◆ **Text provided**:
==*==

Reuters secured a number of WeWork financial metrics that detail revenue and loss growth. Here are the key figures:

  • Q2’18 revenue: $421.6 million, up 112.6 percent from $198.3 million;
  • H1’18 (calendar) net loss: $723 million, up 369.5 percent from $154 million;
  • Per Reuters: “Operating margins, stripping out expenses, rose to 28 percent from 26 percent, the New York-based company said.”
  • A run rate of $1.8 billion, reaching $2.3 billion by the end of the year.

For context, the company reached a $1.5 billion run rate in June of 2018 (give or take) and a $1 billion run rate in June of 2017. So, in about 14 months, the company’s run rate has grown 80 percent.

You can compare WeWork’s Q2’18 revenue result of $421.6 million to its Q1’18 revenue result of $342 million. The firm grew just under 24 percent in the second quarter compared to the first. At its scale, that’s impressive.

Unprofitability

WeWork’s 2017 net loss came to $934 million. It lost $732 million in the first half of 2018. Which is worse?

We can get a sort of answer. In 2017, WeWork’s full-year loss was 105.4 percent of its revenue of $886 million. In the first half of 2018, the company’s revenue result of $763.6 million was 105.6 percent of its net loss.

==*==

◆ **Stored rows**:
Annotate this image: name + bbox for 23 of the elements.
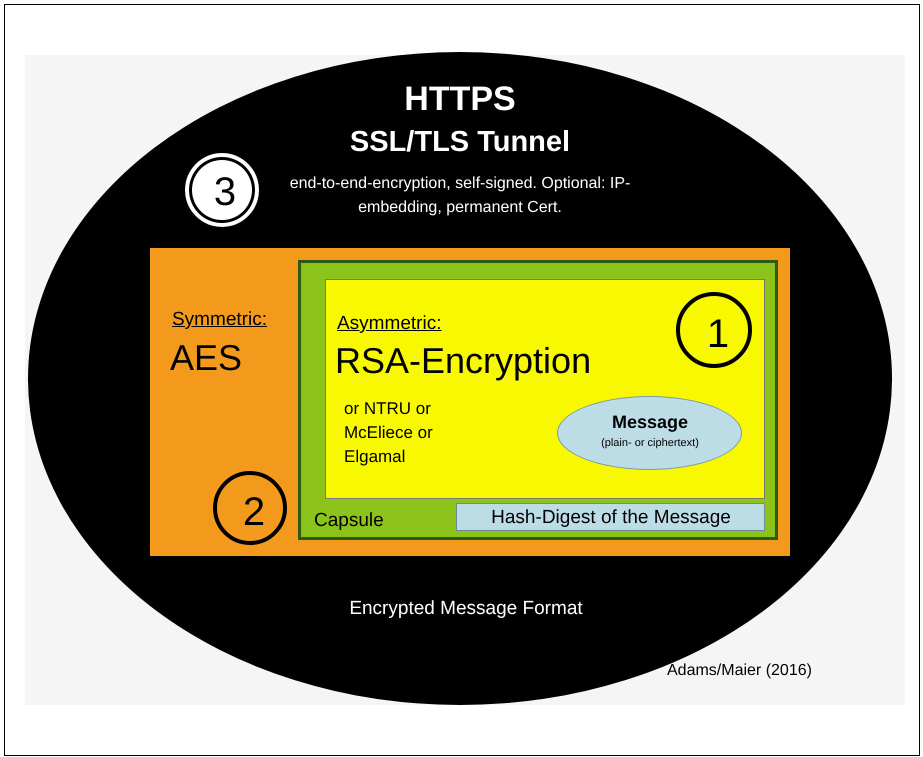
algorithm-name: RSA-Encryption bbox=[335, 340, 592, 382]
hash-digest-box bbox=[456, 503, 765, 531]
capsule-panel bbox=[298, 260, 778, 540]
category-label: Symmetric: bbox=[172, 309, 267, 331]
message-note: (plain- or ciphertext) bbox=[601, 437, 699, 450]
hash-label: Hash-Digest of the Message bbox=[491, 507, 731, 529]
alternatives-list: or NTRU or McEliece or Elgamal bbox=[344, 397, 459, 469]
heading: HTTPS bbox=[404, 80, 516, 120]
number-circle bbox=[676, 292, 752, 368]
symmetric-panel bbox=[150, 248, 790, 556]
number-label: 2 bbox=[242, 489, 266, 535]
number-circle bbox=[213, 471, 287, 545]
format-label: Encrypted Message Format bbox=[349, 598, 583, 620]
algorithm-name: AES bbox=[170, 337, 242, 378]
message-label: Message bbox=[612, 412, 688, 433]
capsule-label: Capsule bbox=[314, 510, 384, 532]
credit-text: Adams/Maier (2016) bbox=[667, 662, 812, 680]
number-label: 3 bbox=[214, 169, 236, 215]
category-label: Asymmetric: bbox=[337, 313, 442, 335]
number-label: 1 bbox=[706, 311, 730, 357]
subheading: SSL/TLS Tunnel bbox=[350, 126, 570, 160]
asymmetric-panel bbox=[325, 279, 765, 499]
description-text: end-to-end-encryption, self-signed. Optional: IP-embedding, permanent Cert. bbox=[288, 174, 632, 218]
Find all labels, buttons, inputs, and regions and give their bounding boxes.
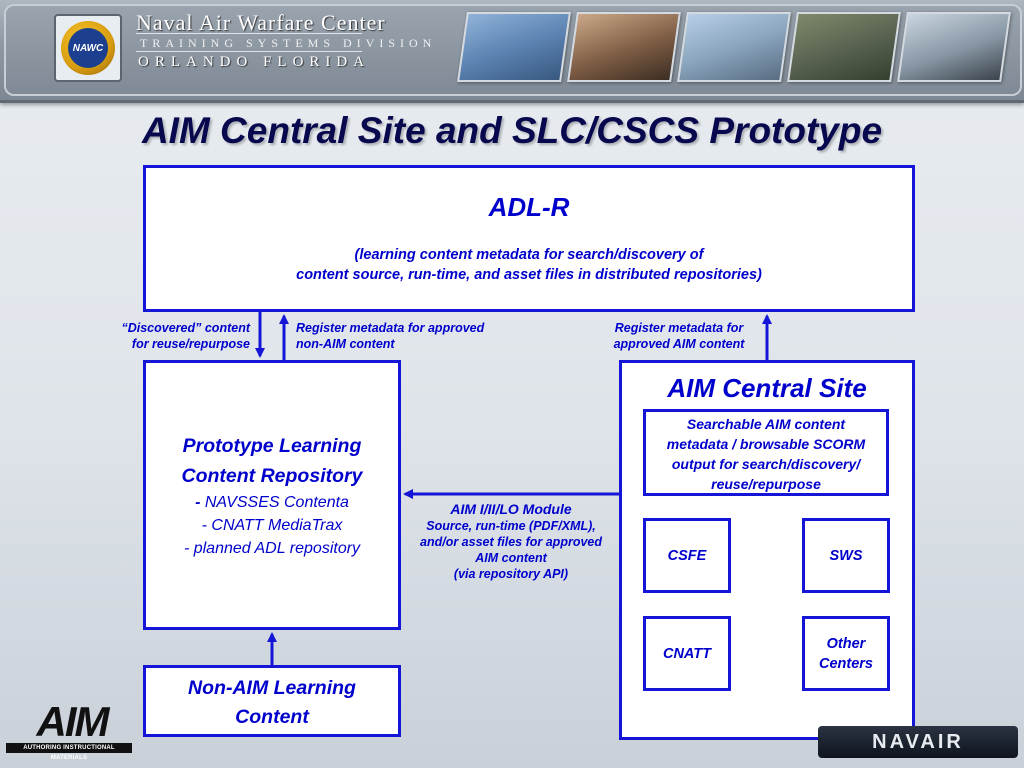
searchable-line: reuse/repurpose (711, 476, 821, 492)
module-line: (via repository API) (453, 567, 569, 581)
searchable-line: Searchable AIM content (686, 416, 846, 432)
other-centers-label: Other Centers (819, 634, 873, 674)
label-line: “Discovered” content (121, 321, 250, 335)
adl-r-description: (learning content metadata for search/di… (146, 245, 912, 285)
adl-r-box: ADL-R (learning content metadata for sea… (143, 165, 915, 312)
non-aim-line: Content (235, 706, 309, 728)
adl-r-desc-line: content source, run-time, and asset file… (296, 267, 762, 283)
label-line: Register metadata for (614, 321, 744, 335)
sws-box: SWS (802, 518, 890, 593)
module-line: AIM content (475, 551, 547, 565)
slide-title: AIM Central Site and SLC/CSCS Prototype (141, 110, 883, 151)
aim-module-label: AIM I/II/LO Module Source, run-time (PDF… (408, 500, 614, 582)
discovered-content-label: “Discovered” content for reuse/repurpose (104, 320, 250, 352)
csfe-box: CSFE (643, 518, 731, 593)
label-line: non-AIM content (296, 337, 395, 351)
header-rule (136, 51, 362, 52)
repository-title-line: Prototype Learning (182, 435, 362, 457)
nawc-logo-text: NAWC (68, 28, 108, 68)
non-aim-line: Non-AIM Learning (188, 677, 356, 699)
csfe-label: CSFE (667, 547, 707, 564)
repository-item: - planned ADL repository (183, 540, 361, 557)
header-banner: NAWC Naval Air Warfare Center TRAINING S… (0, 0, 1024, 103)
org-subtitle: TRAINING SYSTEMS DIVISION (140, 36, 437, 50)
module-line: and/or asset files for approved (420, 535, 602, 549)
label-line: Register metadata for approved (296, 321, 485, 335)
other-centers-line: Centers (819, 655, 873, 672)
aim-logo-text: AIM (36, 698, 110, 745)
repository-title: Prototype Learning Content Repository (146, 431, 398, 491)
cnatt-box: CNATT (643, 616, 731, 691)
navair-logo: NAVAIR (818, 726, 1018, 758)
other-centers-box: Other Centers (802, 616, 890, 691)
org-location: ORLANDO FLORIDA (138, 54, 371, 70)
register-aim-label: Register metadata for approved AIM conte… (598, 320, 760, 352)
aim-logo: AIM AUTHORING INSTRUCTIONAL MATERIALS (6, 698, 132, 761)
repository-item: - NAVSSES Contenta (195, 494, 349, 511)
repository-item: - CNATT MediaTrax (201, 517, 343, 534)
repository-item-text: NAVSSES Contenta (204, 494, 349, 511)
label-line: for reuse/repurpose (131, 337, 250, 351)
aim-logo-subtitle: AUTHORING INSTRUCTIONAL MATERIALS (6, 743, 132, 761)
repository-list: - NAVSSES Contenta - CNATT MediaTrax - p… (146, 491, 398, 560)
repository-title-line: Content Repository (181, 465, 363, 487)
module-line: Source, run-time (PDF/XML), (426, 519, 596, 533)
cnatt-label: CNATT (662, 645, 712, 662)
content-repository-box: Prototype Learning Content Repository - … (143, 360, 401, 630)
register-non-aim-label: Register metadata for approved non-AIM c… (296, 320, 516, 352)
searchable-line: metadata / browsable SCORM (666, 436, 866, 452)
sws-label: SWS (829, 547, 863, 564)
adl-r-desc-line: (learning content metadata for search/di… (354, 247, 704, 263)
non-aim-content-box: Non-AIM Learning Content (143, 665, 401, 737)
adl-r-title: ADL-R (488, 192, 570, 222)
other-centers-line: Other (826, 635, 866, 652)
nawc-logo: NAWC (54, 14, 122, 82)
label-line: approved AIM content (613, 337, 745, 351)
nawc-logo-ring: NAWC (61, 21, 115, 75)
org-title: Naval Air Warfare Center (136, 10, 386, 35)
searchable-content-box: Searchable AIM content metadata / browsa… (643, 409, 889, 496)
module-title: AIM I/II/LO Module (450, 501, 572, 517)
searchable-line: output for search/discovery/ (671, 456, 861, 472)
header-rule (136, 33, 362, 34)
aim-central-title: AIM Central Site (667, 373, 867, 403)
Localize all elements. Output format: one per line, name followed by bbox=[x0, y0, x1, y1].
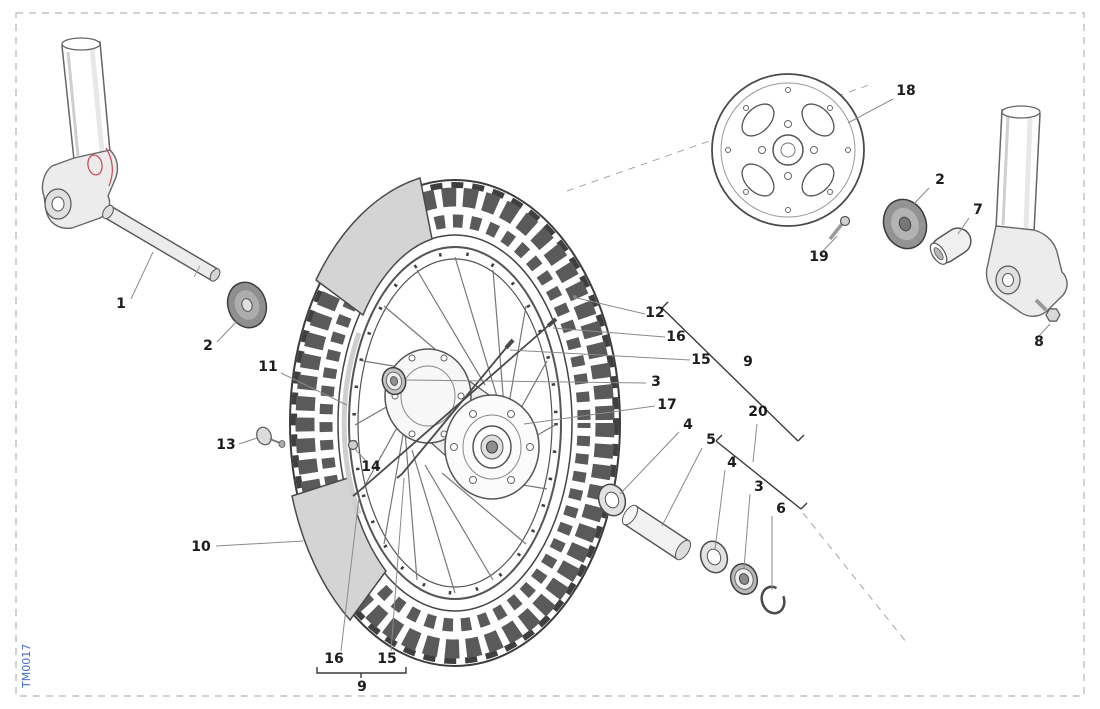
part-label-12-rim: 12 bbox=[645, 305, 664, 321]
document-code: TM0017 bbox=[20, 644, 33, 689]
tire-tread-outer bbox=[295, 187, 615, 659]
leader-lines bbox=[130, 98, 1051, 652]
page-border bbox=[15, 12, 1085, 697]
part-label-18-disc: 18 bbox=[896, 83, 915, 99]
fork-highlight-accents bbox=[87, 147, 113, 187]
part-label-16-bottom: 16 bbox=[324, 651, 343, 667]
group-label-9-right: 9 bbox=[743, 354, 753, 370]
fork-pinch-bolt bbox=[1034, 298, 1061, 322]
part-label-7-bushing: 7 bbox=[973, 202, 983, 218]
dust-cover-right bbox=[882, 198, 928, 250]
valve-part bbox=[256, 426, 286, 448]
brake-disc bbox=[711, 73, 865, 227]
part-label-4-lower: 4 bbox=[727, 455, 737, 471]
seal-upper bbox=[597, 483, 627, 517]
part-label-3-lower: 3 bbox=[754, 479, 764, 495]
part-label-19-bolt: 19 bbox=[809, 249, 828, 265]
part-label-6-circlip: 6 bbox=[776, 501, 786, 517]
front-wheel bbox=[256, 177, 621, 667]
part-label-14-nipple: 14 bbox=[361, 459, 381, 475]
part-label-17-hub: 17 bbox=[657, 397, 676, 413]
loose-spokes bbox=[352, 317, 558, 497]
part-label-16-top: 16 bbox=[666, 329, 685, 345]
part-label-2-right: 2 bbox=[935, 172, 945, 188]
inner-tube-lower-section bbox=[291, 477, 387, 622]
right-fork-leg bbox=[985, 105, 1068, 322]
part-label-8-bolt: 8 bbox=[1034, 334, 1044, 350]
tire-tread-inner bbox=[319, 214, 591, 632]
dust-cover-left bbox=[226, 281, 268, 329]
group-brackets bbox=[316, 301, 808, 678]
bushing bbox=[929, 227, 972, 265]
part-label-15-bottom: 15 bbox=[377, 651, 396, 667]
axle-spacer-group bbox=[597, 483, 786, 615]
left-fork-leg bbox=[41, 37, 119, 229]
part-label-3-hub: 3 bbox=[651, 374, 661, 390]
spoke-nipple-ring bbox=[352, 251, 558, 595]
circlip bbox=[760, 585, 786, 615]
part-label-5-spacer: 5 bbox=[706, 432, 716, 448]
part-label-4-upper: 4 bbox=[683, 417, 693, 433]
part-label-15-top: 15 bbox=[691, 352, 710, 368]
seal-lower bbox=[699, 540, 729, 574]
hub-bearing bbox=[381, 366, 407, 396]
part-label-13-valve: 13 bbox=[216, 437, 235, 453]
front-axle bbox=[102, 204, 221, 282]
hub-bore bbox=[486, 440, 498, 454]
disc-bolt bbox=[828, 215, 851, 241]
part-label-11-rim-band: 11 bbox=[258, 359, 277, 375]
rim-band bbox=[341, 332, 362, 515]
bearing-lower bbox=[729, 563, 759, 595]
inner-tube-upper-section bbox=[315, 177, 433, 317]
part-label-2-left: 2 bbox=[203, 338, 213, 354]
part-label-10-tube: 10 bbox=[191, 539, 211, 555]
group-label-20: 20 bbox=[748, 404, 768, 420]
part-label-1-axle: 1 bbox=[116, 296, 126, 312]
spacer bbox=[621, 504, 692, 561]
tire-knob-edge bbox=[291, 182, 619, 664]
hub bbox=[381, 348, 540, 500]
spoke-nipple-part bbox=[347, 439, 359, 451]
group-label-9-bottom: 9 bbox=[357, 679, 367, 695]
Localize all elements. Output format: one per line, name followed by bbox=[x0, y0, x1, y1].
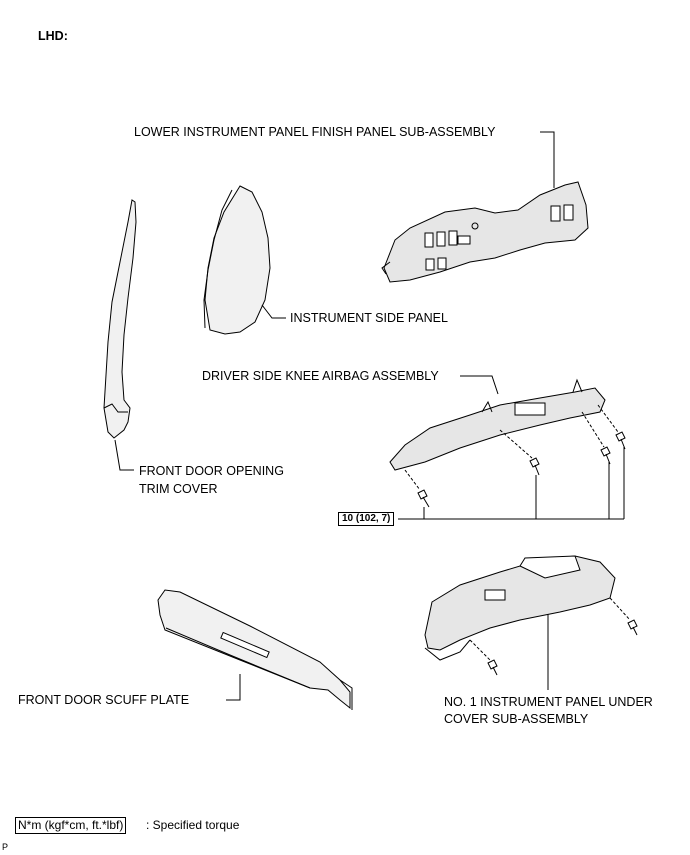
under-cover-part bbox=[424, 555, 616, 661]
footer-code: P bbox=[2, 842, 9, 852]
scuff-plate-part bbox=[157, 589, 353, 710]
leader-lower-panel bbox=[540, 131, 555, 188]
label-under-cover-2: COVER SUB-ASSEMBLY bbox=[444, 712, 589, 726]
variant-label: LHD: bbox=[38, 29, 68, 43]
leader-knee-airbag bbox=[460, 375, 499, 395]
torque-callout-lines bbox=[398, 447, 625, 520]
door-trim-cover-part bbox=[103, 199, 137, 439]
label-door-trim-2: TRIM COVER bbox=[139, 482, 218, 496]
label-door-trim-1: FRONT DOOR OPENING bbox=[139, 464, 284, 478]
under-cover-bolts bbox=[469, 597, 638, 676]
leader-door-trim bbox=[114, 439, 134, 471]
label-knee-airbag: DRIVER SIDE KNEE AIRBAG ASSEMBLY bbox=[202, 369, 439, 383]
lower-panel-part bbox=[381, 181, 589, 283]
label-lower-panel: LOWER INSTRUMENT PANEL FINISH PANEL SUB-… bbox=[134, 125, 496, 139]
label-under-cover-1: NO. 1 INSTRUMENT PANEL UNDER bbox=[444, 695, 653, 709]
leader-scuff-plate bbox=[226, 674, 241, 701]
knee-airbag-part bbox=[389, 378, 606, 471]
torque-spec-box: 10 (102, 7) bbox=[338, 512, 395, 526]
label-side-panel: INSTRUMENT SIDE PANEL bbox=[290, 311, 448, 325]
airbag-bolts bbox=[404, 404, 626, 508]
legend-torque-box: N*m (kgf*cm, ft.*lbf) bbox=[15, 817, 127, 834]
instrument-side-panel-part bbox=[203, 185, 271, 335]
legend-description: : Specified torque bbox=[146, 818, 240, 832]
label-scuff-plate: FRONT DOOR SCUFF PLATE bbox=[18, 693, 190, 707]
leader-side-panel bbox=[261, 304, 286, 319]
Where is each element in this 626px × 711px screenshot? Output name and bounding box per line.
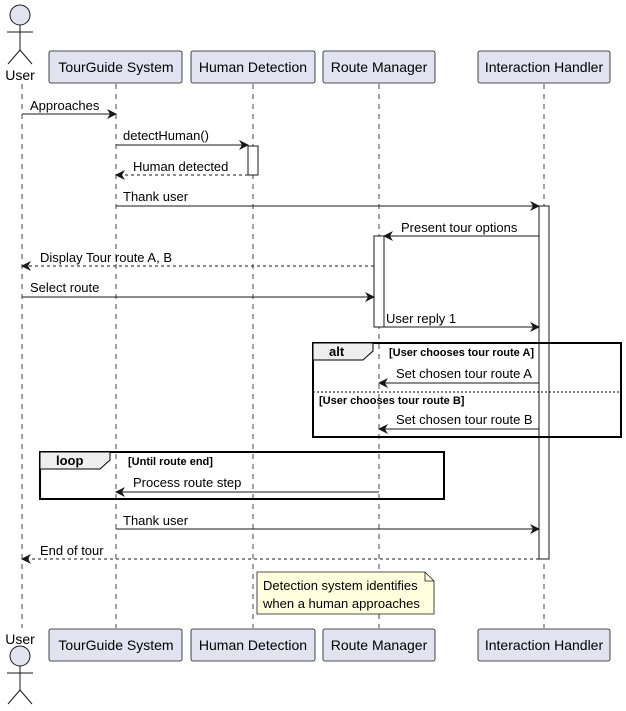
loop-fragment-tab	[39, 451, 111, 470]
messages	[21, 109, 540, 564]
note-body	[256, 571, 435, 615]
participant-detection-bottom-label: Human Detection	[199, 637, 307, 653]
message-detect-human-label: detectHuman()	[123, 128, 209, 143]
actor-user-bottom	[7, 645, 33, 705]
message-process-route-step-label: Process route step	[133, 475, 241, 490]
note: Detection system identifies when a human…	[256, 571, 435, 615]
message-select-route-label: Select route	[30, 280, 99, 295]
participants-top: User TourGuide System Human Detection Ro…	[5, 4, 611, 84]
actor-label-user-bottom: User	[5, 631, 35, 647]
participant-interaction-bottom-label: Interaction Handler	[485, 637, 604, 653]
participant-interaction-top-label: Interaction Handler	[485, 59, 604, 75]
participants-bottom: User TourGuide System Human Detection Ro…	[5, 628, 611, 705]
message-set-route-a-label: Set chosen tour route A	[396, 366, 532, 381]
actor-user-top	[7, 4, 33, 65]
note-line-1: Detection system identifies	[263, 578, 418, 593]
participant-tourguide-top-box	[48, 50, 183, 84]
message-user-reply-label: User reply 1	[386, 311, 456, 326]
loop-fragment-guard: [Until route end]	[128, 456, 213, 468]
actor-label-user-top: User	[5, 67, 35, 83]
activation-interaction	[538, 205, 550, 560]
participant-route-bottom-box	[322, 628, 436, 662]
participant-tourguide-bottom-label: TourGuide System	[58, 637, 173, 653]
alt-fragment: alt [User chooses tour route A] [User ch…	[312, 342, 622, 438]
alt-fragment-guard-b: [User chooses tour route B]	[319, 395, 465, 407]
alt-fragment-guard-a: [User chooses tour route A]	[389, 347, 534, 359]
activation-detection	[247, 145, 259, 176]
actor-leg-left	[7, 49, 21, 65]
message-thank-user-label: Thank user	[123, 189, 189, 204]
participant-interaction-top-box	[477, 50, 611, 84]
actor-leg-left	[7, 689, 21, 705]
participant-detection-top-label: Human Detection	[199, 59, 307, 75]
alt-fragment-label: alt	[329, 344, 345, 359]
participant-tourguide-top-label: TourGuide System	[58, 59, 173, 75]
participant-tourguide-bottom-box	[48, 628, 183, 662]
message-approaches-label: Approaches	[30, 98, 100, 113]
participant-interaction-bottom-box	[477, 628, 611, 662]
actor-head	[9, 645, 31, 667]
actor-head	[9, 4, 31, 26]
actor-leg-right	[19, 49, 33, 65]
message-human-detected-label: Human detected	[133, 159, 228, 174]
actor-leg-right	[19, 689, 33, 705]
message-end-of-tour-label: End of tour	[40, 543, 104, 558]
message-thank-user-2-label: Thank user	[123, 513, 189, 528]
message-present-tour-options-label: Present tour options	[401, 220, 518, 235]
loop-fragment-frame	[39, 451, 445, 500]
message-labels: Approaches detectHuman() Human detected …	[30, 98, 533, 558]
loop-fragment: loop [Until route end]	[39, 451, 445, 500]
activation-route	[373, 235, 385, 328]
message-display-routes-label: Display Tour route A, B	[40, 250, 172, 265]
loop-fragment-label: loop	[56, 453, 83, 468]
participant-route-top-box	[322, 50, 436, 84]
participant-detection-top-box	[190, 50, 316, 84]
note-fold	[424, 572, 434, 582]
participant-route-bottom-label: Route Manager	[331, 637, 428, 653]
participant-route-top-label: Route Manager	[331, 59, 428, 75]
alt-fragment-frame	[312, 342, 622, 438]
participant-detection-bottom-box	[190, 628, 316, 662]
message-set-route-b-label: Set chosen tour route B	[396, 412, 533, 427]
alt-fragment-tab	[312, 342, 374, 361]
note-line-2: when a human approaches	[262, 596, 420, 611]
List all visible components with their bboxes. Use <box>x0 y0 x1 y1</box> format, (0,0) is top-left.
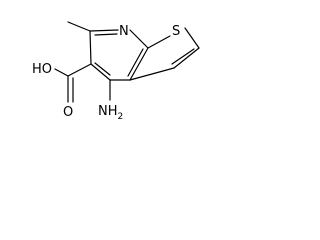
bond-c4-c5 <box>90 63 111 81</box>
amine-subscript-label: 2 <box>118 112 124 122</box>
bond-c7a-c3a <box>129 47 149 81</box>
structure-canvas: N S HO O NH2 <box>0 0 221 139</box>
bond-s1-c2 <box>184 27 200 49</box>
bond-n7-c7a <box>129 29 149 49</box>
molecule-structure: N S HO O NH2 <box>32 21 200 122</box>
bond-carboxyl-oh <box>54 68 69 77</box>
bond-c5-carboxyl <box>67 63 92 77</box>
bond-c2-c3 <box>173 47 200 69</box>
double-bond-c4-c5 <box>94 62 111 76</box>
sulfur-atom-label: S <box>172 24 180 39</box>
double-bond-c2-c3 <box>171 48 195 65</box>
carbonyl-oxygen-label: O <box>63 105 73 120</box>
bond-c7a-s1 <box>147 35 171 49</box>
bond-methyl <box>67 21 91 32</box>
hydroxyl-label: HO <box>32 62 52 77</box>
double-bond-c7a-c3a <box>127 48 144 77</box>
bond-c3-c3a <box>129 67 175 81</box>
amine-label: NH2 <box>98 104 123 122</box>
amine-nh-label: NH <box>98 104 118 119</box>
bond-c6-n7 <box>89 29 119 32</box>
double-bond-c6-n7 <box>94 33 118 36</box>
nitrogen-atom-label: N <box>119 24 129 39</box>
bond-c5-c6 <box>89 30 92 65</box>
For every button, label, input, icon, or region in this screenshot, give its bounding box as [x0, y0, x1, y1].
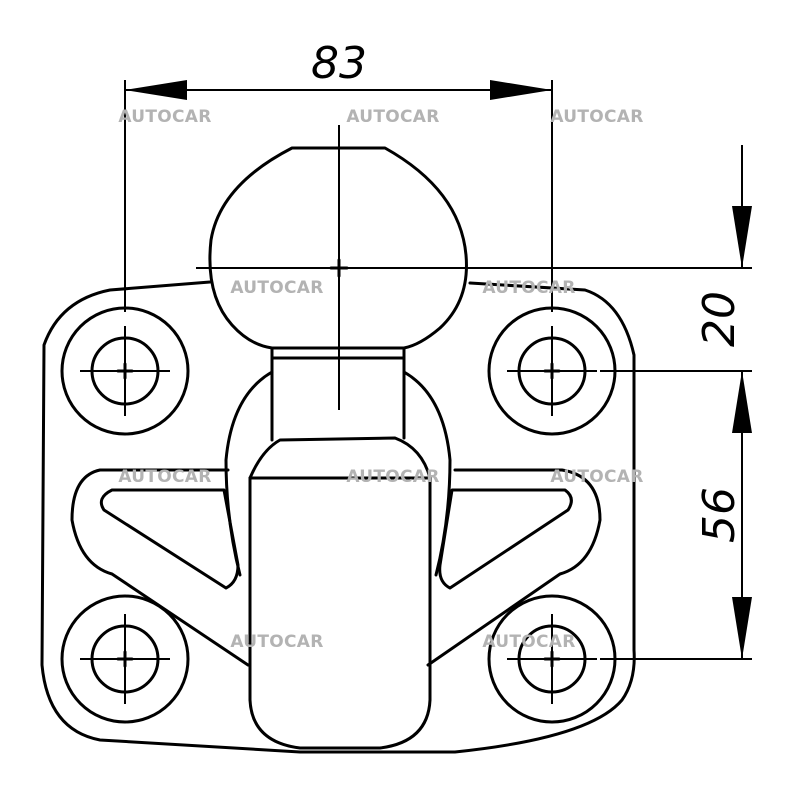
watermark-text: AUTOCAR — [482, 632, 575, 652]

==*==

◆ **Parts of the exercise**:
**a)** What was WeWork's 2017 net loss, according to the WeWork text?
**b)** List every run rate figure the WeWork text gives, along with the time each one refers to.
**c)** Return the passage of the WeWork text from "Unprofitability" up to and including "its net loss.".

◆ **Worked solutions**:
**a)** $934 million

**b)**
- $1.8 billion (the current run rate)
- $2.3 billion (by the end of the year)
- $1.5 billion (June 2018)
- $1 billion (June 2017)

**c)**
Unprofitability

WeWork’s 2017 net loss came to $934 million. It lost $732 million in the first half of 2018. Which is worse?

We can get a sort of answer. In 2017, WeWork’s full-year loss was 105.4 percent of its revenue of $886 million. In the first half of 2018, the company’s revenue result of $763.6 million was 105.6 percent of its net loss.